--- Start ---

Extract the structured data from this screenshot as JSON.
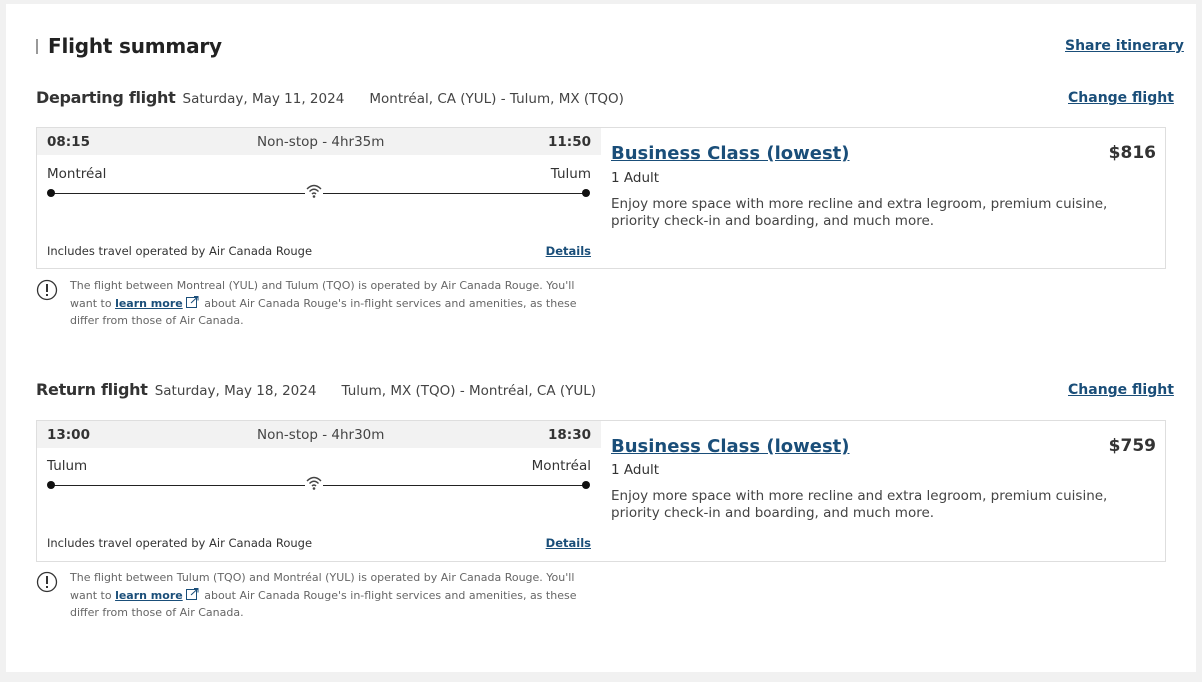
{
  "summary": {
    "title": "Flight summary",
    "share_label": "Share itinerary"
  },
  "departing": {
    "label": "Departing flight",
    "date": "Saturday, May 11, 2024",
    "route": "Montréal, CA (YUL) - Tulum, MX (TQO)",
    "change_label": "Change flight",
    "depart_time": "08:15",
    "duration": "Non-stop - 4hr35m",
    "arrive_time": "11:50",
    "origin_city": "Montréal",
    "dest_city": "Tulum",
    "operated_note": "Includes travel operated by Air Canada Rouge",
    "details_label": "Details",
    "fare_name": "Business Class (lowest)",
    "price": "$816",
    "passengers": "1 Adult",
    "fare_desc": "Enjoy more space with more recline and extra legroom, premium cuisine, priority check-in and boarding, and much more.",
    "notice_pre": "The flight between Montreal (YUL) and Tulum (TQO) is operated by Air Canada Rouge. You'll want to",
    "notice_link": "learn more",
    "notice_post": "about Air Canada Rouge's in-flight services and amenities, as these differ from those of Air Canada."
  },
  "return": {
    "label": "Return flight",
    "date": "Saturday, May 18, 2024",
    "route": "Tulum, MX (TQO) - Montréal, CA (YUL)",
    "change_label": "Change flight",
    "depart_time": "13:00",
    "duration": "Non-stop - 4hr30m",
    "arrive_time": "18:30",
    "origin_city": "Tulum",
    "dest_city": "Montréal",
    "operated_note": "Includes travel operated by Air Canada Rouge",
    "details_label": "Details",
    "fare_name": "Business Class (lowest)",
    "price": "$759",
    "passengers": "1 Adult",
    "fare_desc": "Enjoy more space with more recline and extra legroom, premium cuisine, priority check-in and boarding, and much more.",
    "notice_pre": "The flight between Tulum (TQO) and Montréal (YUL) is operated by Air Canada Rouge. You'll want to",
    "notice_link": "learn more",
    "notice_post": "about Air Canada Rouge's in-flight services and amenities, as these differ from those of Air Canada."
  },
  "icons": {
    "wifi": "wifi-icon",
    "notice": "exclamation-circle-icon",
    "external": "external-link-icon"
  },
  "colors": {
    "link": "#1a4e79",
    "times_bg": "#f2f2f2",
    "border": "#dedede"
  }
}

--- End ---

Copy the entries above faithfully and omit every image.

Extract the structured data from this screenshot as JSON.
{
  "summary": {
    "title": "Flight summary",
    "share_label": "Share itinerary"
  },
  "departing": {
    "label": "Departing flight",
    "date": "Saturday, May 11, 2024",
    "route": "Montréal, CA (YUL) - Tulum, MX (TQO)",
    "change_label": "Change flight",
    "depart_time": "08:15",
    "duration": "Non-stop - 4hr35m",
    "arrive_time": "11:50",
    "origin_city": "Montréal",
    "dest_city": "Tulum",
    "operated_note": "Includes travel operated by Air Canada Rouge",
    "details_label": "Details",
    "fare_name": "Business Class (lowest)",
    "price": "$816",
    "passengers": "1 Adult",
    "fare_desc": "Enjoy more space with more recline and extra legroom, premium cuisine, priority check-in and boarding, and much more.",
    "notice_pre": "The flight between Montreal (YUL) and Tulum (TQO) is operated by Air Canada Rouge. You'll want to",
    "notice_link": "learn more",
    "notice_post": "about Air Canada Rouge's in-flight services and amenities, as these differ from those of Air Canada."
  },
  "return": {
    "label": "Return flight",
    "date": "Saturday, May 18, 2024",
    "route": "Tulum, MX (TQO) - Montréal, CA (YUL)",
    "change_label": "Change flight",
    "depart_time": "13:00",
    "duration": "Non-stop - 4hr30m",
    "arrive_time": "18:30",
    "origin_city": "Tulum",
    "dest_city": "Montréal",
    "operated_note": "Includes travel operated by Air Canada Rouge",
    "details_label": "Details",
    "fare_name": "Business Class (lowest)",
    "price": "$759",
    "passengers": "1 Adult",
    "fare_desc": "Enjoy more space with more recline and extra legroom, premium cuisine, priority check-in and boarding, and much more.",
    "notice_pre": "The flight between Tulum (TQO) and Montréal (YUL) is operated by Air Canada Rouge. You'll want to",
    "notice_link": "learn more",
    "notice_post": "about Air Canada Rouge's in-flight services and amenities, as these differ from those of Air Canada."
  },
  "icons": {
    "wifi": "wifi-icon",
    "notice": "exclamation-circle-icon",
    "external": "external-link-icon"
  },
  "colors": {
    "link": "#1a4e79",
    "times_bg": "#f2f2f2",
    "border": "#dedede"
  }
}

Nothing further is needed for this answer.